Task data -
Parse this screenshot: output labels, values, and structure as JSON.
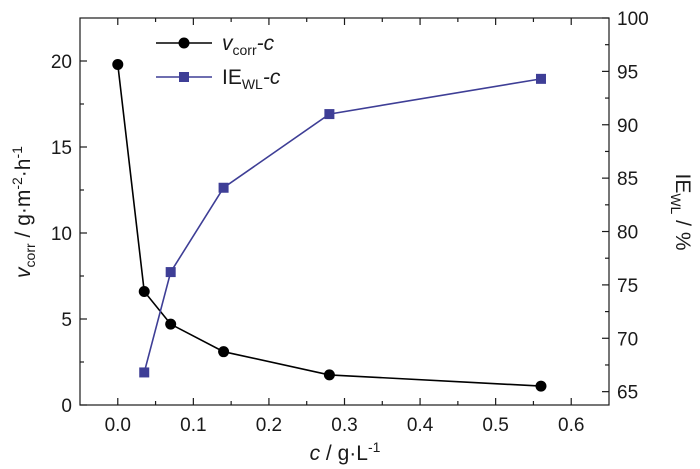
{
  "chart_data": {
    "type": "line",
    "x": [
      0.0,
      0.035,
      0.07,
      0.14,
      0.28,
      0.56
    ],
    "xlabel": {
      "var": "c",
      "sep": " / ",
      "unit": "g·L",
      "exp": "-1"
    },
    "xlim": [
      -0.05,
      0.65
    ],
    "xticks": [
      "0.0",
      "0.1",
      "0.2",
      "0.3",
      "0.4",
      "0.5",
      "0.6"
    ],
    "left_axis": {
      "ylim": [
        0,
        22.5
      ],
      "yticks": [
        "0",
        "5",
        "10",
        "15",
        "20"
      ],
      "label": {
        "var": "v",
        "sub": "corr",
        "unit1": " / g·m",
        "exp1": "-2",
        "unit2": "·h",
        "exp2": "-1"
      }
    },
    "right_axis": {
      "ylim": [
        63.75,
        100
      ],
      "yticks": [
        "65",
        "70",
        "75",
        "80",
        "85",
        "90",
        "95",
        "100"
      ],
      "label": {
        "main": "IE",
        "sub": "WL",
        "unit": " / %"
      }
    },
    "series": [
      {
        "name": "v_corr-c",
        "legend": {
          "var": "v",
          "sub": "corr",
          "suffix": "-c"
        },
        "axis": "left",
        "marker": "circle",
        "color": "#000000",
        "x": [
          0.0,
          0.035,
          0.07,
          0.14,
          0.28,
          0.56
        ],
        "values": [
          19.8,
          6.6,
          4.7,
          3.1,
          1.75,
          1.1
        ]
      },
      {
        "name": "IE_WL-c",
        "legend": {
          "main": "IE",
          "sub": "WL",
          "suffix": "-c"
        },
        "axis": "right",
        "marker": "square",
        "color": "#3e3e96",
        "x": [
          0.035,
          0.07,
          0.14,
          0.28,
          0.56
        ],
        "values": [
          66.8,
          76.2,
          84.1,
          91.0,
          94.3
        ]
      }
    ],
    "legend_position": "top-left"
  }
}
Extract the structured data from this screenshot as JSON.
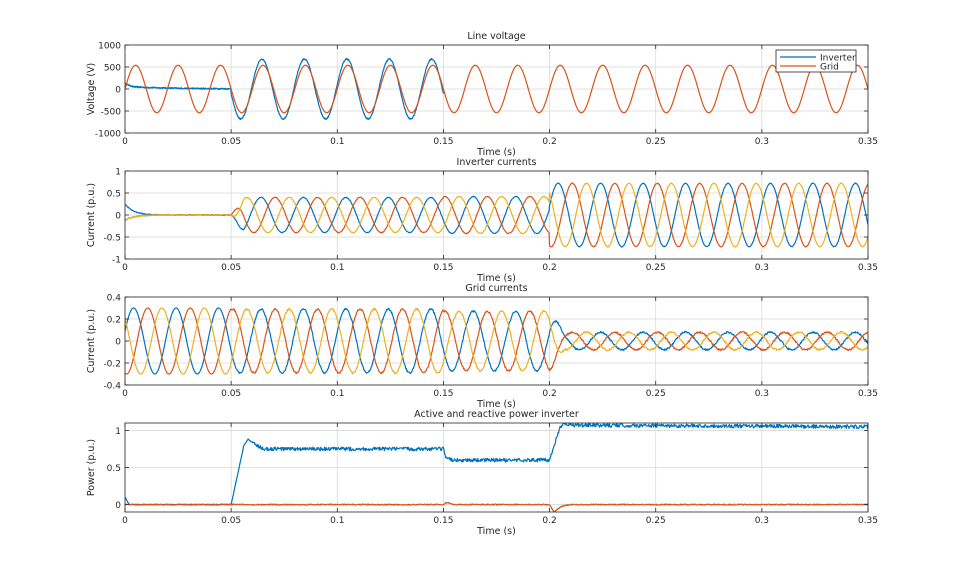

Task brief - Leave out the pictures and copy the rest of the material above exactly.

Written solution -
Parse this screenshot: output labels, values, and structure as JSON.
{
  "chart_data": {
    "type": "line",
    "x": [
      0.0,
      0.035,
      0.07,
      0.14,
      0.28,
      0.56
    ],
    "xlabel": {
      "var": "c",
      "sep": " / ",
      "unit": "g·L",
      "exp": "-1"
    },
    "xlim": [
      -0.05,
      0.65
    ],
    "xticks": [
      "0.0",
      "0.1",
      "0.2",
      "0.3",
      "0.4",
      "0.5",
      "0.6"
    ],
    "left_axis": {
      "ylim": [
        0,
        22.5
      ],
      "yticks": [
        "0",
        "5",
        "10",
        "15",
        "20"
      ],
      "label": {
        "var": "v",
        "sub": "corr",
        "unit1": " / g·m",
        "exp1": "-2",
        "unit2": "·h",
        "exp2": "-1"
      }
    },
    "right_axis": {
      "ylim": [
        63.75,
        100
      ],
      "yticks": [
        "65",
        "70",
        "75",
        "80",
        "85",
        "90",
        "95",
        "100"
      ],
      "label": {
        "main": "IE",
        "sub": "WL",
        "unit": " / %"
      }
    },
    "series": [
      {
        "name": "v_corr-c",
        "legend": {
          "var": "v",
          "sub": "corr",
          "suffix": "-c"
        },
        "axis": "left",
        "marker": "circle",
        "color": "#000000",
        "x": [
          0.0,
          0.035,
          0.07,
          0.14,
          0.28,
          0.56
        ],
        "values": [
          19.8,
          6.6,
          4.7,
          3.1,
          1.75,
          1.1
        ]
      },
      {
        "name": "IE_WL-c",
        "legend": {
          "main": "IE",
          "sub": "WL",
          "suffix": "-c"
        },
        "axis": "right",
        "marker": "square",
        "color": "#3e3e96",
        "x": [
          0.035,
          0.07,
          0.14,
          0.28,
          0.56
        ],
        "values": [
          66.8,
          76.2,
          84.1,
          91.0,
          94.3
        ]
      }
    ],
    "legend_position": "top-left"
  }
}
Extract the structured data from this screenshot as JSON.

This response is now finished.